- What the task asks:
Please reproduce every line of the entries below word for word, leaving out the pictures.

- Dataset records:
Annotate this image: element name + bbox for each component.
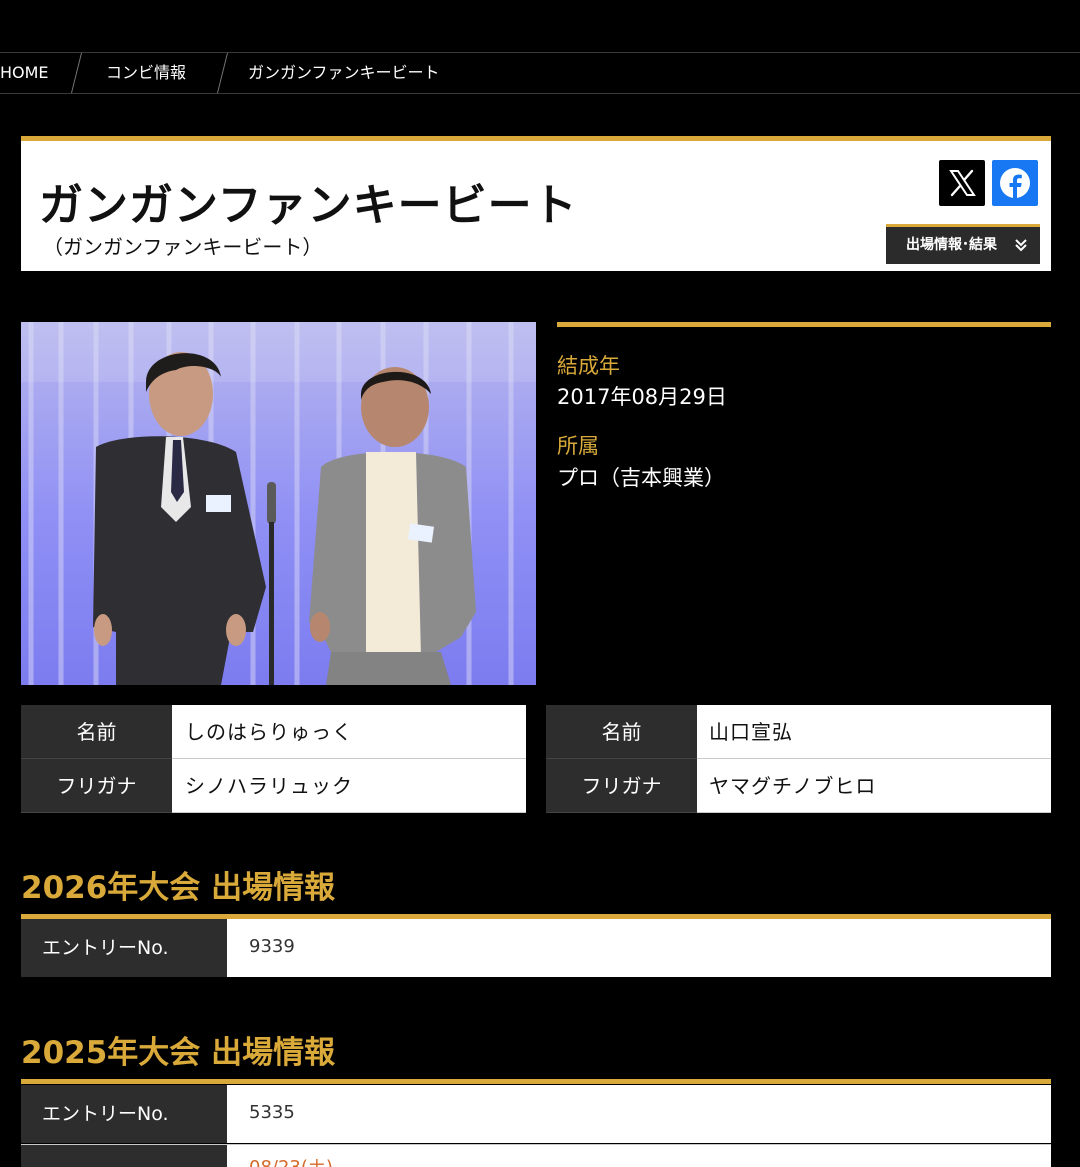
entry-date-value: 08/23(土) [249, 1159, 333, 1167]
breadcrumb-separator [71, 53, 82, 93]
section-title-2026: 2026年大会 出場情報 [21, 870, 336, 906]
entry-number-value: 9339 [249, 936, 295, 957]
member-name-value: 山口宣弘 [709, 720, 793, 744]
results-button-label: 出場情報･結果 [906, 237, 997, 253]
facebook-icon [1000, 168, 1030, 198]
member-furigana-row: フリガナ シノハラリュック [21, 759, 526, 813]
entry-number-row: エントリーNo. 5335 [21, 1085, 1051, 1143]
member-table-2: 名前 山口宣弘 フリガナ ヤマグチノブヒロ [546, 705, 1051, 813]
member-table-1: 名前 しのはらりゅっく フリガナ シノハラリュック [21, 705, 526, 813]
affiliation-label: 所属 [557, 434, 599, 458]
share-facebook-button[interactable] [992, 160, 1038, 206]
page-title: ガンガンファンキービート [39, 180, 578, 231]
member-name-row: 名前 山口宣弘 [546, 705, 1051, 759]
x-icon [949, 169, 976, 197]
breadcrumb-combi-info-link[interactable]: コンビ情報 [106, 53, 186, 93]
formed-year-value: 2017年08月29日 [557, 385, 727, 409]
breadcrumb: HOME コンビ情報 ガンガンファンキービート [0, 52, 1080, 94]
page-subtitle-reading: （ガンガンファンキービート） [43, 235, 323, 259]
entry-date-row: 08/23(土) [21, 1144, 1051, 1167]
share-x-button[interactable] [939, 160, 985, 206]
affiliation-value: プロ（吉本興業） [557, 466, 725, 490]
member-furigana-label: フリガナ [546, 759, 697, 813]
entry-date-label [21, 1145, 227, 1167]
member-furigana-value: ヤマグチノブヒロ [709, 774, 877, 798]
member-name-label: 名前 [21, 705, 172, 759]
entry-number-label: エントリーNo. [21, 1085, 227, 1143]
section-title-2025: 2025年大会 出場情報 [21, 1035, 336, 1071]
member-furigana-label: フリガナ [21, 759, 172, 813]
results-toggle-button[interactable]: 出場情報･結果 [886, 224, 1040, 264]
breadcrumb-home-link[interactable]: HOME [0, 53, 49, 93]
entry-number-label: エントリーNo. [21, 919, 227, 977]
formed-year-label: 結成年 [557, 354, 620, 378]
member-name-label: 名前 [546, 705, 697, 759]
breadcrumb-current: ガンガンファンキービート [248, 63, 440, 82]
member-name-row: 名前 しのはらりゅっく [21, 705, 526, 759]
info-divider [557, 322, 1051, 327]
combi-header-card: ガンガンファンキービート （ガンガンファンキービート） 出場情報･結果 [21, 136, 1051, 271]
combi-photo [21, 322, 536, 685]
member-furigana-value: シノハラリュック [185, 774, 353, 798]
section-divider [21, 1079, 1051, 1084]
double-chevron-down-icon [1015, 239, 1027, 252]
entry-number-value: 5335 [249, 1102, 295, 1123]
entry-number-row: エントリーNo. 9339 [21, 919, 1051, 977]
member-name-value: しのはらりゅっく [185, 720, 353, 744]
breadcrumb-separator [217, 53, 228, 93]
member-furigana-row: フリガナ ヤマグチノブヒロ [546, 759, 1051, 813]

- Result of this exercise:
Annotate this image: element name + bbox for each component.
entry-date-value: 08/23(土) [249, 1159, 333, 1167]
breadcrumb-separator [71, 53, 82, 93]
section-title-2026: 2026年大会 出場情報 [21, 870, 336, 906]
entry-number-value: 9339 [249, 936, 295, 957]
member-name-value: 山口宣弘 [709, 720, 793, 744]
results-button-label: 出場情報･結果 [906, 237, 997, 253]
facebook-icon [1000, 168, 1030, 198]
member-furigana-row: フリガナ シノハラリュック [21, 759, 526, 813]
entry-number-row: エントリーNo. 5335 [21, 1085, 1051, 1143]
member-table-2: 名前 山口宣弘 フリガナ ヤマグチノブヒロ [546, 705, 1051, 813]
member-table-1: 名前 しのはらりゅっく フリガナ シノハラリュック [21, 705, 526, 813]
affiliation-label: 所属 [557, 434, 599, 458]
share-facebook-button[interactable] [992, 160, 1038, 206]
page-title: ガンガンファンキービート [39, 180, 578, 231]
member-name-row: 名前 山口宣弘 [546, 705, 1051, 759]
x-icon [949, 169, 976, 197]
breadcrumb-combi-info-link[interactable]: コンビ情報 [106, 53, 186, 93]
formed-year-value: 2017年08月29日 [557, 385, 727, 409]
breadcrumb: HOME コンビ情報 ガンガンファンキービート [0, 52, 1080, 94]
page-subtitle-reading: （ガンガンファンキービート） [43, 235, 323, 259]
entry-date-row: 08/23(土) [21, 1144, 1051, 1167]
share-x-button[interactable] [939, 160, 985, 206]
affiliation-value: プロ（吉本興業） [557, 466, 725, 490]
member-furigana-label: フリガナ [546, 759, 697, 813]
entry-date-label [21, 1145, 227, 1167]
member-furigana-value: ヤマグチノブヒロ [709, 774, 877, 798]
member-name-label: 名前 [21, 705, 172, 759]
entry-number-label: エントリーNo. [21, 1085, 227, 1143]
section-title-2025: 2025年大会 出場情報 [21, 1035, 336, 1071]
member-furigana-label: フリガナ [21, 759, 172, 813]
results-toggle-button[interactable]: 出場情報･結果 [886, 224, 1040, 264]
breadcrumb-home-link[interactable]: HOME [0, 53, 49, 93]
entry-number-label: エントリーNo. [21, 919, 227, 977]
formed-year-label: 結成年 [557, 354, 620, 378]
member-name-label: 名前 [546, 705, 697, 759]
breadcrumb-current: ガンガンファンキービート [248, 63, 440, 82]
member-name-row: 名前 しのはらりゅっく [21, 705, 526, 759]
info-divider [557, 322, 1051, 327]
combi-header-card: ガンガンファンキービート （ガンガンファンキービート） 出場情報･結果 [21, 136, 1051, 271]
combi-photo [21, 322, 536, 685]
member-furigana-value: シノハラリュック [185, 774, 353, 798]
section-divider [21, 1079, 1051, 1084]
double-chevron-down-icon [1015, 239, 1027, 252]
entry-number-value: 5335 [249, 1102, 295, 1123]
entry-number-row: エントリーNo. 9339 [21, 919, 1051, 977]
member-name-value: しのはらりゅっく [185, 720, 353, 744]
breadcrumb-separator [217, 53, 228, 93]
member-furigana-row: フリガナ ヤマグチノブヒロ [546, 759, 1051, 813]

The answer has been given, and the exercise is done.